### Records that describe figures

◆ ◆ ◆

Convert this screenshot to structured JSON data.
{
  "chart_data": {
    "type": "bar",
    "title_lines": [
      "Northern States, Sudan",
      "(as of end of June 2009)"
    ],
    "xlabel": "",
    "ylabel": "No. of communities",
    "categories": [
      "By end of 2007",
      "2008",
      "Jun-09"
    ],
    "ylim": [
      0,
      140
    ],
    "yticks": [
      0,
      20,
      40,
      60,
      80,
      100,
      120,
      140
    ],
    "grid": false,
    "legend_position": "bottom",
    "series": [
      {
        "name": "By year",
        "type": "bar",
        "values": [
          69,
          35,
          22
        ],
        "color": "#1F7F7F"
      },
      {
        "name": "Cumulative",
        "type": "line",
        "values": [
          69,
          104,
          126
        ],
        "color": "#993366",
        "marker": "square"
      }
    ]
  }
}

◆ ◆ ◆

### Requirements
Repeat the entries exactly, all of them.

### Response to the exercise
Convert this screenshot to structured JSON data.
{
  "chart_data": {
    "type": "bar",
    "title_lines": [
      "Northern States, Sudan",
      "(as of end of June 2009)"
    ],
    "xlabel": "",
    "ylabel": "No. of communities",
    "categories": [
      "By end of 2007",
      "2008",
      "Jun-09"
    ],
    "ylim": [
      0,
      140
    ],
    "yticks": [
      0,
      20,
      40,
      60,
      80,
      100,
      120,
      140
    ],
    "grid": false,
    "legend_position": "bottom",
    "series": [
      {
        "name": "By year",
        "type": "bar",
        "values": [
          69,
          35,
          22
        ],
        "color": "#1F7F7F"
      },
      {
        "name": "Cumulative",
        "type": "line",
        "values": [
          69,
          104,
          126
        ],
        "color": "#993366",
        "marker": "square"
      }
    ]
  }
}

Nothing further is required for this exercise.